§ WHAT IS BEING ASKED:
Wherever "ouvrir" appears in a line, copy that line.

(Records from a dataset)

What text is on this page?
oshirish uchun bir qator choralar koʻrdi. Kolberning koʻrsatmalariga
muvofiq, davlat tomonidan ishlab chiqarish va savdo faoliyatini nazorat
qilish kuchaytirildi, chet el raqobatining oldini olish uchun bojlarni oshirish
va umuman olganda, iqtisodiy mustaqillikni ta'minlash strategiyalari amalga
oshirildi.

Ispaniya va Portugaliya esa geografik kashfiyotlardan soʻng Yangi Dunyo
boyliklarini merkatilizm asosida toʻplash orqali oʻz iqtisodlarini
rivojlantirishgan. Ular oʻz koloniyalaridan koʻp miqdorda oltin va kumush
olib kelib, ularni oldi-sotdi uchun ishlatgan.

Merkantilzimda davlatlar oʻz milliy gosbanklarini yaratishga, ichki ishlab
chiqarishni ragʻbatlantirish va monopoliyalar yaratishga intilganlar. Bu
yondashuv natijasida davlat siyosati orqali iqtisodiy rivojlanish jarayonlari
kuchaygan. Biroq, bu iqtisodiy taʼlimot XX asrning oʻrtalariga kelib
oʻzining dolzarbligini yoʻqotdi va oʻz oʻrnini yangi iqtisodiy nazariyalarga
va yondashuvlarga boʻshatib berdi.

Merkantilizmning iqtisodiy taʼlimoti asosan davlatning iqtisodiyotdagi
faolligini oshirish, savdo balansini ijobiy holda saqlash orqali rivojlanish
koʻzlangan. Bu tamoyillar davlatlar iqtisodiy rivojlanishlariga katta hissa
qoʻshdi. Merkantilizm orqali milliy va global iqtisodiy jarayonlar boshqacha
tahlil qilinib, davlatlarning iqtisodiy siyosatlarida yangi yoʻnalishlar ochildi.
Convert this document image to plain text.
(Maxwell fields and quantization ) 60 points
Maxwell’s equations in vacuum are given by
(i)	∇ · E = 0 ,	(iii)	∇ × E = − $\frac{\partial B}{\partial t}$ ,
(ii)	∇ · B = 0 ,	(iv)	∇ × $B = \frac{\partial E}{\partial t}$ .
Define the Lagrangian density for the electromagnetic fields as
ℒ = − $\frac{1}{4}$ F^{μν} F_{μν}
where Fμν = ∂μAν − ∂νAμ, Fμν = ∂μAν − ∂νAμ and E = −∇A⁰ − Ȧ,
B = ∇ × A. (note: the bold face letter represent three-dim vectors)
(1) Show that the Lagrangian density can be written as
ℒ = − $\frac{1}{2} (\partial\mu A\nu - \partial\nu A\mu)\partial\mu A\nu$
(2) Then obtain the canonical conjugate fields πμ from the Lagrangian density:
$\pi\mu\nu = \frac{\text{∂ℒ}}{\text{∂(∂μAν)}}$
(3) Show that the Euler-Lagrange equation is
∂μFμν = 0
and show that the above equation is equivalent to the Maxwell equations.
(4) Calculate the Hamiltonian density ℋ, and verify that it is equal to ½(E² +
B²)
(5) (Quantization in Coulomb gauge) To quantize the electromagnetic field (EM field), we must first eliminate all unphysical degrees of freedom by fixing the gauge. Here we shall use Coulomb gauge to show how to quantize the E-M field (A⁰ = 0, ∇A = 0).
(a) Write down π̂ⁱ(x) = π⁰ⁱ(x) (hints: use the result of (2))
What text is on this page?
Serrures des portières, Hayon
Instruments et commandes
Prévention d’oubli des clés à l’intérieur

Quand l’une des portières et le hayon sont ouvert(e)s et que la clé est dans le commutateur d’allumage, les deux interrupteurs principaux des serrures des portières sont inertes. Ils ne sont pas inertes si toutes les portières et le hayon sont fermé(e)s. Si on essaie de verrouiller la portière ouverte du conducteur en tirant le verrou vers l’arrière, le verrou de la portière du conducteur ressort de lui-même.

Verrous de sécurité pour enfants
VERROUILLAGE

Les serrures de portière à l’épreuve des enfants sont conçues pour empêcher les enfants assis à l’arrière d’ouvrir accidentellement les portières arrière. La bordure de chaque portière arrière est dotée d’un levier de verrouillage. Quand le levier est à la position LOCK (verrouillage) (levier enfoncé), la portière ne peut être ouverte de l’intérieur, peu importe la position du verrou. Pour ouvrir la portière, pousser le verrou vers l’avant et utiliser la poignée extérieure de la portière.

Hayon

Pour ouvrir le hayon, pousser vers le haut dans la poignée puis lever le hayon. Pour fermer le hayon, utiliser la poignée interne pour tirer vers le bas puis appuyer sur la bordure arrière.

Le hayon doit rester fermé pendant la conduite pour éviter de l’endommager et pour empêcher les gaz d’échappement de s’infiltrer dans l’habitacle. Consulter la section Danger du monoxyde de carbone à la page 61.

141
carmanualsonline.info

§ SOLUTION TO THIS TASK:
Les serrures de portière à l’épreuve des enfants sont conçues pour empêcher les enfants assis à l’arrière d’ouvrir accidentellement les portières arrière. La bordure de chaque portière arrière est dotée d’un levier de verrouillage. Quand le levier est à la position LOCK (verrouillage) (levier enfoncé), la portière ne peut être ouverte de l’intérieur, peu importe la position du verrou. Pour ouvrir la portière, pousser le verrou vers l’avant et utiliser la poignée extérieure de la portière.
Pour ouvrir le hayon, pousser vers le haut dans la poignée puis lever le hayon. Pour fermer le hayon, utiliser la poignée interne pour tirer vers le bas puis appuyer sur la bordure arrière.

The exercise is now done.